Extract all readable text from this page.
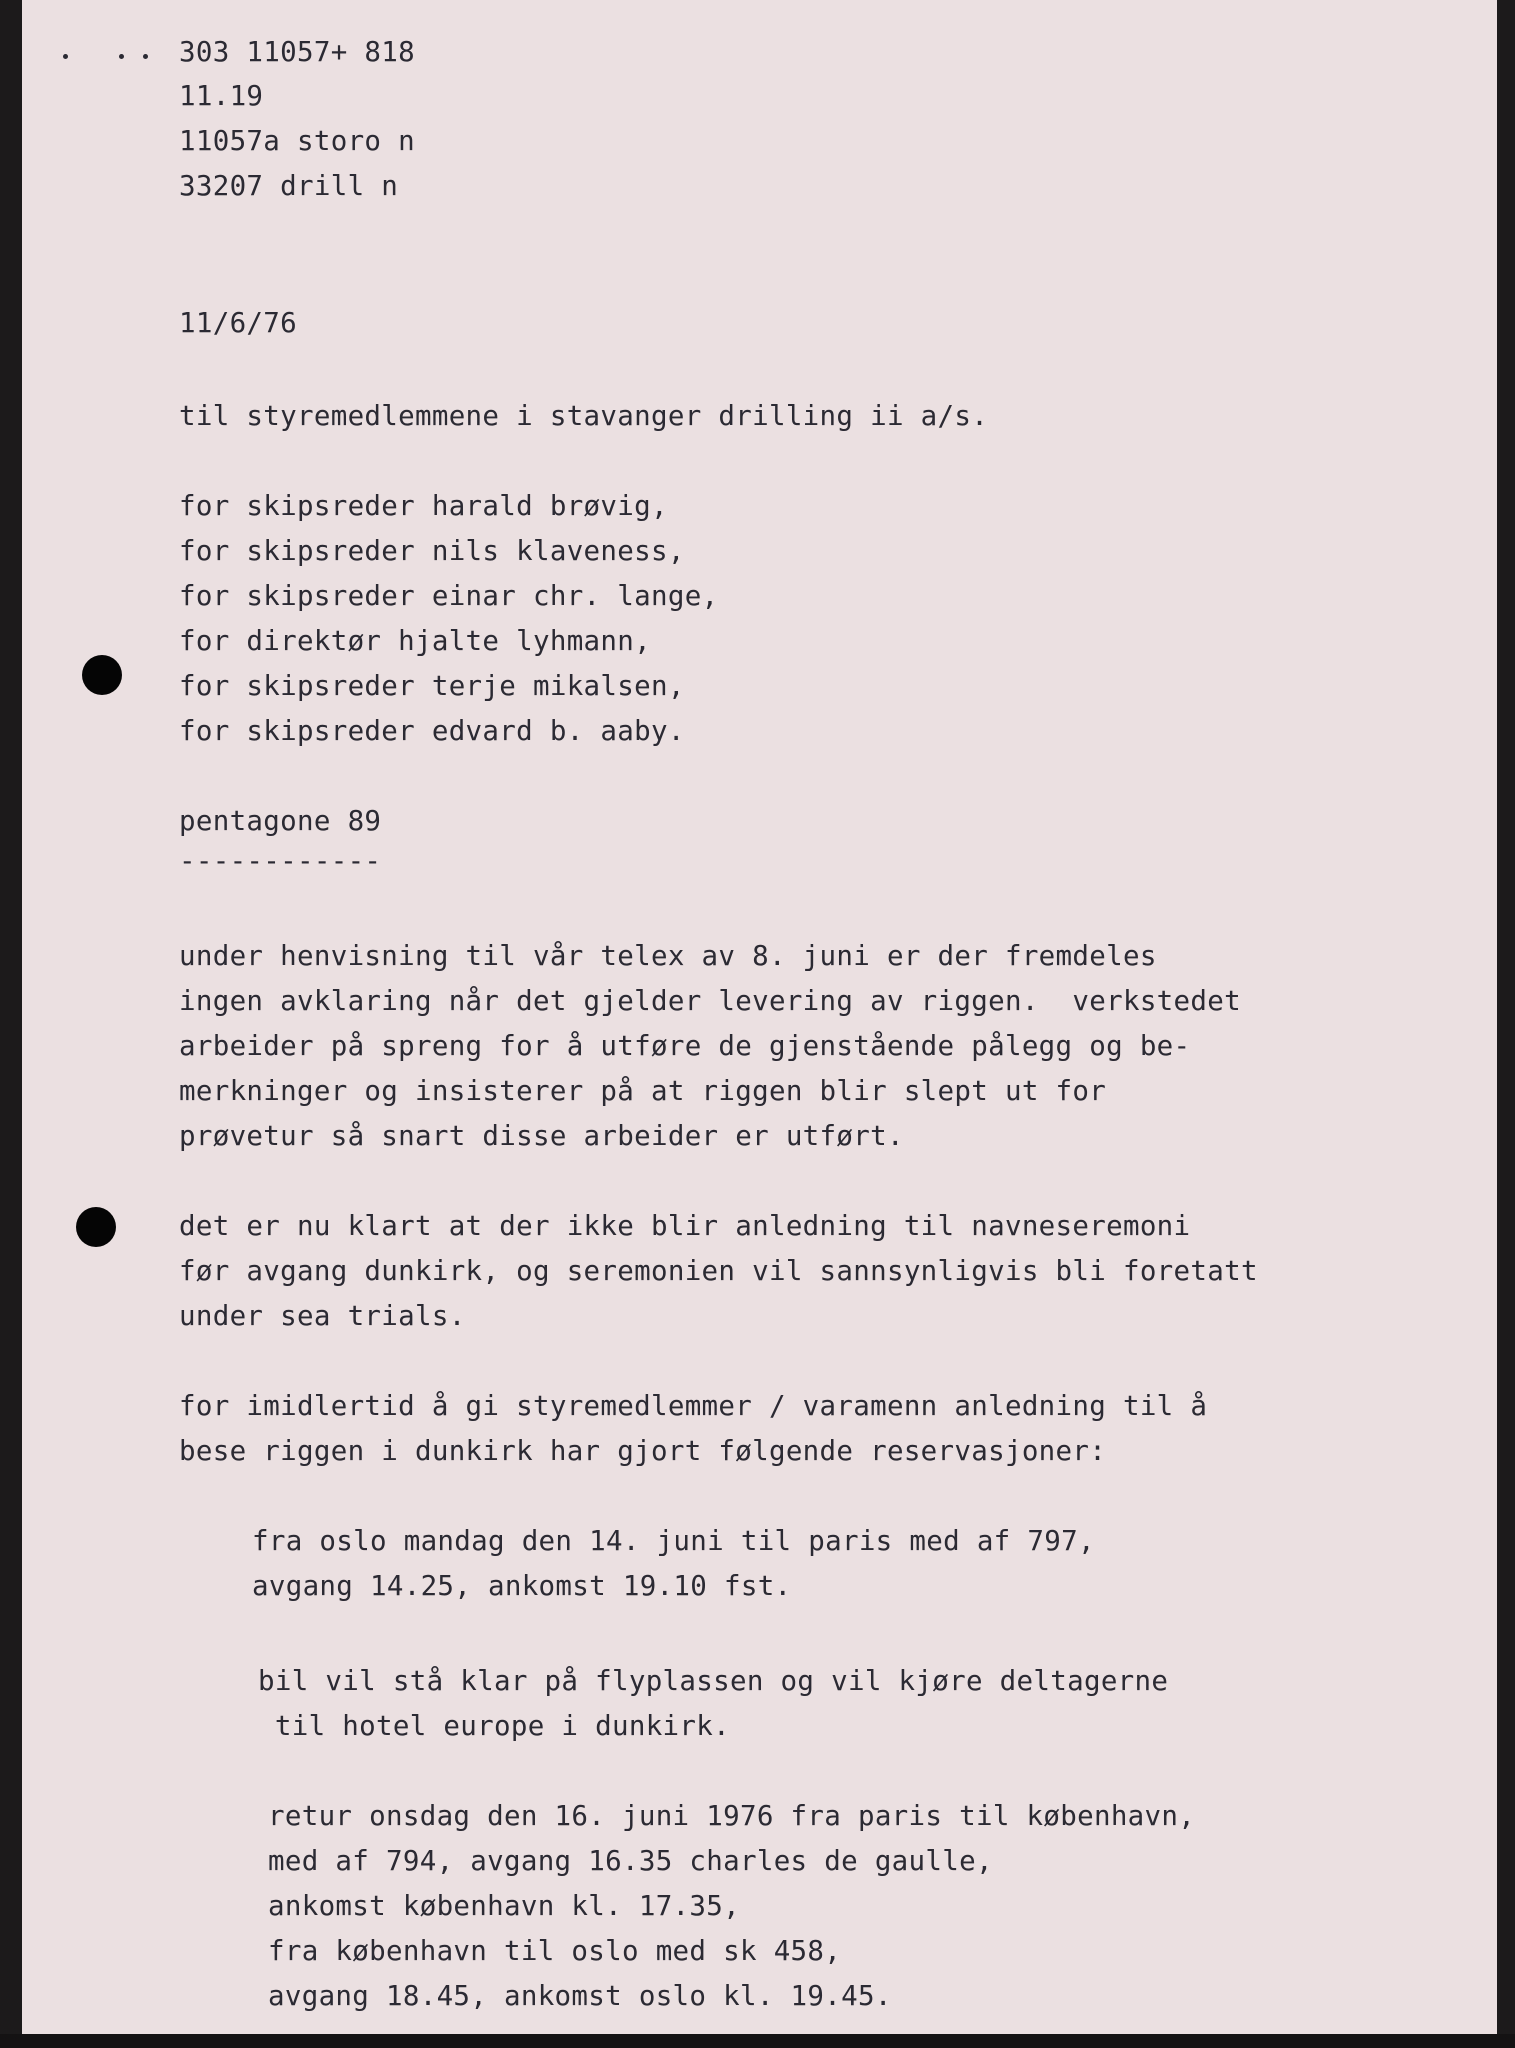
303 11057+ 818
11.19
11057a storo n
33207 drill n
11/6/76
til styremedlemmene i stavanger drilling ii a/s.
for skipsreder harald brøvig,
for skipsreder nils klaveness,
for skipsreder einar chr. lange,
for direktør hjalte lyhmann,
for skipsreder terje mikalsen,
for skipsreder edvard b. aaby.
pentagone 89
------------
under henvisning til vår telex av 8. juni er der fremdeles
ingen avklaring når det gjelder levering av riggen.  verkstedet
arbeider på spreng for å utføre de gjenstående pålegg og be-
merkninger og insisterer på at riggen blir slept ut for
prøvetur så snart disse arbeider er utført.
det er nu klart at der ikke blir anledning til navneseremoni
før avgang dunkirk, og seremonien vil sannsynligvis bli foretatt
under sea trials.
for imidlertid å gi styremedlemmer / varamenn anledning til å
bese riggen i dunkirk har gjort følgende reservasjoner:
fra oslo mandag den 14. juni til paris med af 797,
avgang 14.25, ankomst 19.10 fst.
bil vil stå klar på flyplassen og vil kjøre deltagerne
til hotel europe i dunkirk.
retur onsdag den 16. juni 1976 fra paris til københavn,
med af 794, avgang 16.35 charles de gaulle,
ankomst københavn kl. 17.35,
fra københavn til oslo med sk 458,
avgang 18.45, ankomst oslo kl. 19.45.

Your instructions: Output the records above exactly as they are, leaving out the pictures.

Worked answer:
Extract all readable text from this page.
303 11057+ 818
11.19
11057a storo n
33207 drill n
11/6/76
til styremedlemmene i stavanger drilling ii a/s.
for skipsreder harald brøvig,
for skipsreder nils klaveness,
for skipsreder einar chr. lange,
for direktør hjalte lyhmann,
for skipsreder terje mikalsen,
for skipsreder edvard b. aaby.
pentagone 89
------------
under henvisning til vår telex av 8. juni er der fremdeles
ingen avklaring når det gjelder levering av riggen.  verkstedet
arbeider på spreng for å utføre de gjenstående pålegg og be-
merkninger og insisterer på at riggen blir slept ut for
prøvetur så snart disse arbeider er utført.
det er nu klart at der ikke blir anledning til navneseremoni
før avgang dunkirk, og seremonien vil sannsynligvis bli foretatt
under sea trials.
for imidlertid å gi styremedlemmer / varamenn anledning til å
bese riggen i dunkirk har gjort følgende reservasjoner:
fra oslo mandag den 14. juni til paris med af 797,
avgang 14.25, ankomst 19.10 fst.
bil vil stå klar på flyplassen og vil kjøre deltagerne
til hotel europe i dunkirk.
retur onsdag den 16. juni 1976 fra paris til københavn,
med af 794, avgang 16.35 charles de gaulle,
ankomst københavn kl. 17.35,
fra københavn til oslo med sk 458,
avgang 18.45, ankomst oslo kl. 19.45.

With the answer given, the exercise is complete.